*** Opening Excerpt provided ***
Kabua Morea

Personal information
- Full name: Kabua Vagi Morea
- Born: 30 September 1993 (age 32)

International information
- National side: Papua New Guinea;
- ODI debut (cap 26): 10 September 2021 v Nepal
- Last ODI: 28 February 2023 v United Arab Emirates
- T20I debut (cap 25): 8 October 2021 v Scotland
- Last T20I: 23 July 2023 v Philippines

Medal record
Representing Papua New Guinea
Men's Cricket
Pacific Games
| Silver medal – second place | 2015 Port Moresby | 20 over cricket |
- Source: Cricinfo, 23 July 2023

= Kabua Morea =

Papua New Guinean cricketer

Kabua Morea (born 30 September 1993) is a Papua New Guinean cricketer. Morea was named in the Papua New Guinea (PNG) squads for the 2012 Under-19 Cricket World Cup and the 2014 Under-19 Cricket World Cup. He also represented PNG in the men's cricket tournament at the 2015 Pacific Games, finishing the tournament as PNG's leading wicket-taker with 12 dismissals.
*** Closing Excerpt provided ***
*** Opening Information ***
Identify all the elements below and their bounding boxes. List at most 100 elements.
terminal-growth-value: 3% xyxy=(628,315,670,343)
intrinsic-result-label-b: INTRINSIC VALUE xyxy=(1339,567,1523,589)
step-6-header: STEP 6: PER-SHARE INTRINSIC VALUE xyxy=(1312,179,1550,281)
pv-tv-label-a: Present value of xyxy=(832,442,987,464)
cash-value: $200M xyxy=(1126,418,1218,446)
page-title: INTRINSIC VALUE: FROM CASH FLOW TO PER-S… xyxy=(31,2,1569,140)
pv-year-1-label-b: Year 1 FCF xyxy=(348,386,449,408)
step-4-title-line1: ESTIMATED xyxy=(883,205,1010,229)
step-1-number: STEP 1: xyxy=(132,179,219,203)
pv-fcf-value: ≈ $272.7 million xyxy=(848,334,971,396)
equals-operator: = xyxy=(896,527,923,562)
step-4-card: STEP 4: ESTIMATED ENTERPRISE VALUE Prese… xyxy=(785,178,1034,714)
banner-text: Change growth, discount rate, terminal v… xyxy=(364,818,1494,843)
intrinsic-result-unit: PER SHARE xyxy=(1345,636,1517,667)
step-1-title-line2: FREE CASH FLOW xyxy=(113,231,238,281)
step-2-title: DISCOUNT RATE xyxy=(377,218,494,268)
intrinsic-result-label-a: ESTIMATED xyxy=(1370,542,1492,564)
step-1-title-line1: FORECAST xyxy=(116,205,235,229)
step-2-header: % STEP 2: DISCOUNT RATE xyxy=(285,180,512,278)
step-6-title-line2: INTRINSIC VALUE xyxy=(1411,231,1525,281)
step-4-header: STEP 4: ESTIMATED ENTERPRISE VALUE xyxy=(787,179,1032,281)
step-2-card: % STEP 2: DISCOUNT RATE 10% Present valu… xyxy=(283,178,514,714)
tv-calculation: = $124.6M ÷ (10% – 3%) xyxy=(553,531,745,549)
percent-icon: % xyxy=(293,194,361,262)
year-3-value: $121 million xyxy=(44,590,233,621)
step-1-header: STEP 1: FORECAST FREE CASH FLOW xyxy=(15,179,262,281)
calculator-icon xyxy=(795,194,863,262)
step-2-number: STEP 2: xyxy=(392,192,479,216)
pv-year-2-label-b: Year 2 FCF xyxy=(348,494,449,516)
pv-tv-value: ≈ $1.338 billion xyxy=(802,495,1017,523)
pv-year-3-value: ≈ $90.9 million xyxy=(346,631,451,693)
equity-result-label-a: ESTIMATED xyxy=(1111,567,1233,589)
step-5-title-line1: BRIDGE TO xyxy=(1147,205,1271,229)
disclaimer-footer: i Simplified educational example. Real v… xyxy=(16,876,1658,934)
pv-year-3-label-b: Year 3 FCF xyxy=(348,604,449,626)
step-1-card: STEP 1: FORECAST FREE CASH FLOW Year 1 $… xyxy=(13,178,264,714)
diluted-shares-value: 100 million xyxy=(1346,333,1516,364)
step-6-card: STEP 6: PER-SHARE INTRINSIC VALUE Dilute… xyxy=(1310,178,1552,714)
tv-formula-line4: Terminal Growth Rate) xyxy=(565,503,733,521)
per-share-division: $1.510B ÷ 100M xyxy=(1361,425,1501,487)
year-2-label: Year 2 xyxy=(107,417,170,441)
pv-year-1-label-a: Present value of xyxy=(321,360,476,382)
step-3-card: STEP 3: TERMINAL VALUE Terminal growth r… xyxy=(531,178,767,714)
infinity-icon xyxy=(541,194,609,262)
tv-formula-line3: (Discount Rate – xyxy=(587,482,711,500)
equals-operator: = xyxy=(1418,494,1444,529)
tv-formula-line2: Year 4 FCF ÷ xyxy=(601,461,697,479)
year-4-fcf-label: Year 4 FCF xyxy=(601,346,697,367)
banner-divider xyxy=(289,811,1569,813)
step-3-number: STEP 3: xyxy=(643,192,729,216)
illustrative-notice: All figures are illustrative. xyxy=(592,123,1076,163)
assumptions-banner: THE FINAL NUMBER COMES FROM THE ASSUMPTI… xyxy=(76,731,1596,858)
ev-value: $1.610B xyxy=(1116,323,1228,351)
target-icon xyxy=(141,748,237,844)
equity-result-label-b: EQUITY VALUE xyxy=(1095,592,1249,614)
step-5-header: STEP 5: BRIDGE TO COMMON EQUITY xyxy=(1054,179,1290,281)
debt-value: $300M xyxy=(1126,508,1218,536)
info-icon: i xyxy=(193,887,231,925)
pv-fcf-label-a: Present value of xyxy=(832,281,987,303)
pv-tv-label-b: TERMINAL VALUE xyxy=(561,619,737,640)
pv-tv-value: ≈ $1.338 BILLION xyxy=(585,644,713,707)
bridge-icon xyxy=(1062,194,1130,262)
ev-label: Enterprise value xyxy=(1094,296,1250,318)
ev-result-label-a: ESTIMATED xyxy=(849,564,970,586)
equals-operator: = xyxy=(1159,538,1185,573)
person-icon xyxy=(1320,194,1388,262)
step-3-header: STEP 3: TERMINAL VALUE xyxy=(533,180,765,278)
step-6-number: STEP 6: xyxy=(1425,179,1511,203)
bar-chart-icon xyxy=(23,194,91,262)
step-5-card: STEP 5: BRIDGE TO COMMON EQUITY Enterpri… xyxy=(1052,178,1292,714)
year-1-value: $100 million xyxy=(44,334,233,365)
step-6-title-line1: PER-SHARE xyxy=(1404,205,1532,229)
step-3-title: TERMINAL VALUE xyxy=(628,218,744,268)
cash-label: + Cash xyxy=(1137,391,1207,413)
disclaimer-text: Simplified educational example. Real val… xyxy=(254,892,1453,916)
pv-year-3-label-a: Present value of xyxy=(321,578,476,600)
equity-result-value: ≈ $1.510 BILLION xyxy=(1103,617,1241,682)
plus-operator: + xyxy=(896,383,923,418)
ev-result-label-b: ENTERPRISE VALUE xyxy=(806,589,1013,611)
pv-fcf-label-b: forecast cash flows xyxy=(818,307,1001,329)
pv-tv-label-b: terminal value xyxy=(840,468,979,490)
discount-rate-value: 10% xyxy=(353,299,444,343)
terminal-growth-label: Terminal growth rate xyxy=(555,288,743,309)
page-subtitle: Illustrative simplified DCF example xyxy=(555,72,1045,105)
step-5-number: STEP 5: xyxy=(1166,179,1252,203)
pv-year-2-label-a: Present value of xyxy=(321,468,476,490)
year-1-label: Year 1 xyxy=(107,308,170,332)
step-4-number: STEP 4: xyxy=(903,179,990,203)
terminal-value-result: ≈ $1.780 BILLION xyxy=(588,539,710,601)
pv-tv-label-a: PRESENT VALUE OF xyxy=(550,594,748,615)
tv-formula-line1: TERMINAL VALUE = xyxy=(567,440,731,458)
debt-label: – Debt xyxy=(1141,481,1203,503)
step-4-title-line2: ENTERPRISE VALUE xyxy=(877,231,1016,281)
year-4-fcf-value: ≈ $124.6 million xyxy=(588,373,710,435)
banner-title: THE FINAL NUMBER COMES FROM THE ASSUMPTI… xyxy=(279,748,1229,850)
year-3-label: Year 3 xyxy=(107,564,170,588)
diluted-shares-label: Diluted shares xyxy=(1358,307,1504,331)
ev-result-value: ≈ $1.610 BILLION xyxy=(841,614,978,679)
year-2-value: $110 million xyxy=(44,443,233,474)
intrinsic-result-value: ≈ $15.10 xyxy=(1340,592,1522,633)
*** Closing Information ***
Task goal = Please copy the Kabua Morea text again, starting at the words "Medal record" and stopping after "with 12 dismissals.". Change "squads" to "teams" throughout that part.

Exercise result =
Medal record
Representing Papua New Guinea
Men's Cricket
Pacific Games
| Silver medal – second place | 2015 Port Moresby | 20 over cricket |
- Source: Cricinfo, 23 July 2023

= Kabua Morea =

Papua New Guinean cricketer

Kabua Morea (born 30 September 1993) is a Papua New Guinean cricketer. Morea was named in the Papua New Guinea (PNG) teams for the 2012 Under-19 Cricket World Cup and the 2014 Under-19 Cricket World Cup. He also represented PNG in the men's cricket tournament at the 2015 Pacific Games, finishing the tournament as PNG's leading wicket-taker with 12 dismissals.